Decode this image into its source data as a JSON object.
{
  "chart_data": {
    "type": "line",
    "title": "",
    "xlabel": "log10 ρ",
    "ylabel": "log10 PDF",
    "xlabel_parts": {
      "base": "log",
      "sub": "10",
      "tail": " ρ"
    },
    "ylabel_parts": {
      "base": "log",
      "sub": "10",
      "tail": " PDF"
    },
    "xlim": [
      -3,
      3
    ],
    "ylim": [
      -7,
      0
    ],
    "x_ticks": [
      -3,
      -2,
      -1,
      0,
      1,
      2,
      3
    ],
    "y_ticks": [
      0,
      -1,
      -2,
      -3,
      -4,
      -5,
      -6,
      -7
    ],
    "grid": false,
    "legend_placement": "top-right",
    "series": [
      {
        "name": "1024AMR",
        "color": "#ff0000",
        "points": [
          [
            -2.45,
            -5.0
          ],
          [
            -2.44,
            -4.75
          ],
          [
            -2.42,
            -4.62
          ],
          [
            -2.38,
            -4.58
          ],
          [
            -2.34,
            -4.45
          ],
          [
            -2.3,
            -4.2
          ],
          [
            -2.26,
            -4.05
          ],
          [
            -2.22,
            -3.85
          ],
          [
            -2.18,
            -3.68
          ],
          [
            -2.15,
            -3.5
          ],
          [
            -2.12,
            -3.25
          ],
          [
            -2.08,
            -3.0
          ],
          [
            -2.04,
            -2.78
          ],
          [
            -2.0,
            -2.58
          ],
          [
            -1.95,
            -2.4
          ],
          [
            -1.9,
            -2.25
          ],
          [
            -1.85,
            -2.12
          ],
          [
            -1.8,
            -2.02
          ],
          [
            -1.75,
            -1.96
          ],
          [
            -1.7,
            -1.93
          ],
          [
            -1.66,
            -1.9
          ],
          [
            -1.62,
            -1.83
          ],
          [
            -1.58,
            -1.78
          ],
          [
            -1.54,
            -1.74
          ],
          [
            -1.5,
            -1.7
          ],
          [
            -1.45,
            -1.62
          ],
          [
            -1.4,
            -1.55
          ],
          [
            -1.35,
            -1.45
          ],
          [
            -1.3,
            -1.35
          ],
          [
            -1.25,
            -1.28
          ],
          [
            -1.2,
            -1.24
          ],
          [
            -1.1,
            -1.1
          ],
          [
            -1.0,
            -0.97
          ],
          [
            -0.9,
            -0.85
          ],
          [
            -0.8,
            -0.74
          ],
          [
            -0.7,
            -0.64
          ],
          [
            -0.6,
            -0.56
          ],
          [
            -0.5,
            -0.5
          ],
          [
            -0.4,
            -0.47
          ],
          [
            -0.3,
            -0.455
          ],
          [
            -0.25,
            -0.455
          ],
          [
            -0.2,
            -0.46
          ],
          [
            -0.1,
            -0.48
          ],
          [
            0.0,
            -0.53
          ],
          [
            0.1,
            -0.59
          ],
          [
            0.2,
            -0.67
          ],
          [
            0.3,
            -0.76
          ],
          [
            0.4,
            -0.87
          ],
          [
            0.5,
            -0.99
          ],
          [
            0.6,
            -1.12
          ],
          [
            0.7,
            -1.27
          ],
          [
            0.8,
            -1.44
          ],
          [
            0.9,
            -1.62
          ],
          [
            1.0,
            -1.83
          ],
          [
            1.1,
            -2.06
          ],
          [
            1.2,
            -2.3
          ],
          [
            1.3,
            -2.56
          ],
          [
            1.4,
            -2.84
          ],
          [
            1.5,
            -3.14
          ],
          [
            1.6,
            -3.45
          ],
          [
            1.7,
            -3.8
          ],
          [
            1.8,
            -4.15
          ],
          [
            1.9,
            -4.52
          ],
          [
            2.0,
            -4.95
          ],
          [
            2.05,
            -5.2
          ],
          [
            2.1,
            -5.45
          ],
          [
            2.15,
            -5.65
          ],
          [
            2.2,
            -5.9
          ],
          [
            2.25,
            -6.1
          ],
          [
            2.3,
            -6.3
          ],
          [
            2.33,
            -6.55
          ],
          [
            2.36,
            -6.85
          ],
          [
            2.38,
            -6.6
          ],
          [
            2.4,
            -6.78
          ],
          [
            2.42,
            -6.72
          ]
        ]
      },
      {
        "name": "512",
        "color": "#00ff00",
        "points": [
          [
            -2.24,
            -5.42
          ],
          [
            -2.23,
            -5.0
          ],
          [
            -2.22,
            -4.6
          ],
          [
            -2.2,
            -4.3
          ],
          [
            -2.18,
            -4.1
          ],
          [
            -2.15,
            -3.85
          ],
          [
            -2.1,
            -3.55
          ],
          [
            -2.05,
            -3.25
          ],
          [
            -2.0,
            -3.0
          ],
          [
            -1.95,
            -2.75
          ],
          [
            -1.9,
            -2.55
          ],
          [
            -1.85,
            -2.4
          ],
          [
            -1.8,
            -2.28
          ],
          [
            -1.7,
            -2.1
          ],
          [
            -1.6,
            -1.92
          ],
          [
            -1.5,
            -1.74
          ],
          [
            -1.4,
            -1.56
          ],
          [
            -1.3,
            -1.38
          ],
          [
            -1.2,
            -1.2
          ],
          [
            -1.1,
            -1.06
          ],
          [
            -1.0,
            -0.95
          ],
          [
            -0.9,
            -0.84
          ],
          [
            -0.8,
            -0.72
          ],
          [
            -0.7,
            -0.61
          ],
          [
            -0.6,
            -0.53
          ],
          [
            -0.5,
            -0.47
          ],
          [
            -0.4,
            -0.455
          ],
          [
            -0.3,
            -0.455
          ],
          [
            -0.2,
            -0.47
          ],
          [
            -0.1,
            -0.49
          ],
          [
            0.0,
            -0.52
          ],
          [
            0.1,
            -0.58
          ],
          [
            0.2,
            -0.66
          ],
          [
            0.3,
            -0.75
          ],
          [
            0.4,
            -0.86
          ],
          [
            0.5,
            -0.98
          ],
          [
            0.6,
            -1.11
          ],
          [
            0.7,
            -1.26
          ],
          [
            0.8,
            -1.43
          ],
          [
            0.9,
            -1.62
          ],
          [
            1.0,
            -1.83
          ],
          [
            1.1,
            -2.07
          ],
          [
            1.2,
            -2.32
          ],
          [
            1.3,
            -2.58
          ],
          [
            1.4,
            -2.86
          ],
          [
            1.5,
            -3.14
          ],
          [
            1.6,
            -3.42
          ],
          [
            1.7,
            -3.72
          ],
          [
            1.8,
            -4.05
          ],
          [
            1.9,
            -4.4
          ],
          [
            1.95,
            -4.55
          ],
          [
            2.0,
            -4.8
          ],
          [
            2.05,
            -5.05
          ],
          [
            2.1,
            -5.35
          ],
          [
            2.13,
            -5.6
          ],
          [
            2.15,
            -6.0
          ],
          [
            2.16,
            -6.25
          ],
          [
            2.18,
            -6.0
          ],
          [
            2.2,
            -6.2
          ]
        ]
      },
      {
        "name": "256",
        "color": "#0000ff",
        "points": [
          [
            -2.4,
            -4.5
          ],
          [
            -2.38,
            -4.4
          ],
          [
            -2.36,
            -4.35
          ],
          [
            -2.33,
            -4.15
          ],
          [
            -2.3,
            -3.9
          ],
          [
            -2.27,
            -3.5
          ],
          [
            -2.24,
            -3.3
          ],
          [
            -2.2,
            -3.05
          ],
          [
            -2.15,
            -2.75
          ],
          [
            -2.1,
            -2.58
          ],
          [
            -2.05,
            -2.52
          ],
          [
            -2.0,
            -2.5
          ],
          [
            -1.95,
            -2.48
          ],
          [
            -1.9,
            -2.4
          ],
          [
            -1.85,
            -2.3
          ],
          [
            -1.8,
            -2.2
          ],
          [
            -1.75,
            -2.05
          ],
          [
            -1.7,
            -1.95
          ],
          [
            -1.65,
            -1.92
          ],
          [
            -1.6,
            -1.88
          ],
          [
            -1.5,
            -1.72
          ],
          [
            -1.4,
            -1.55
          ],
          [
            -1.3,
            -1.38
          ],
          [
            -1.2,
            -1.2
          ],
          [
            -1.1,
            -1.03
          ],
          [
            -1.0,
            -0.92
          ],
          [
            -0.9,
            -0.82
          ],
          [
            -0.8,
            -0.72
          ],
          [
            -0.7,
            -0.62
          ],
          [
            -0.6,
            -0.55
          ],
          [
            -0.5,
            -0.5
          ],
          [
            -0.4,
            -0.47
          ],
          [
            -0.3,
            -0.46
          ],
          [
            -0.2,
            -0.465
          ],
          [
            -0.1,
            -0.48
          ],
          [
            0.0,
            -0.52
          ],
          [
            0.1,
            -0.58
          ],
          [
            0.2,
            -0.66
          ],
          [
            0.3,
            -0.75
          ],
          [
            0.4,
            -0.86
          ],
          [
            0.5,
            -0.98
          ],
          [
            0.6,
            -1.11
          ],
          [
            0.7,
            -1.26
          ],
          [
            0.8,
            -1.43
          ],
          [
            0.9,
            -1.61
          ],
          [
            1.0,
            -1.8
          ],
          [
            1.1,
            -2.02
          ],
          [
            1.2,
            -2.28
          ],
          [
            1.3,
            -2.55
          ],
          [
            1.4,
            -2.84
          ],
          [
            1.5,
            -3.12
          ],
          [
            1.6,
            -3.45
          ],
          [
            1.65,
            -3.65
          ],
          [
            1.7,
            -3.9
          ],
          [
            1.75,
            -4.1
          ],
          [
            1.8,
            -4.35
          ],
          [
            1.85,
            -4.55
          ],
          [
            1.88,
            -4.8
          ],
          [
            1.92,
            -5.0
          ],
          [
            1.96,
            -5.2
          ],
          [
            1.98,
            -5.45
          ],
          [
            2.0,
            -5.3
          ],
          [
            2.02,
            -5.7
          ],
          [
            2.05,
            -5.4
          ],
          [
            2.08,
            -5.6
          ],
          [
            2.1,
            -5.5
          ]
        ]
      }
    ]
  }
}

-*-

EXERCISE DETAILS: Of the lines in the material, how many include "color"? Respond with the number alone.

WRITTEN REPLY: 3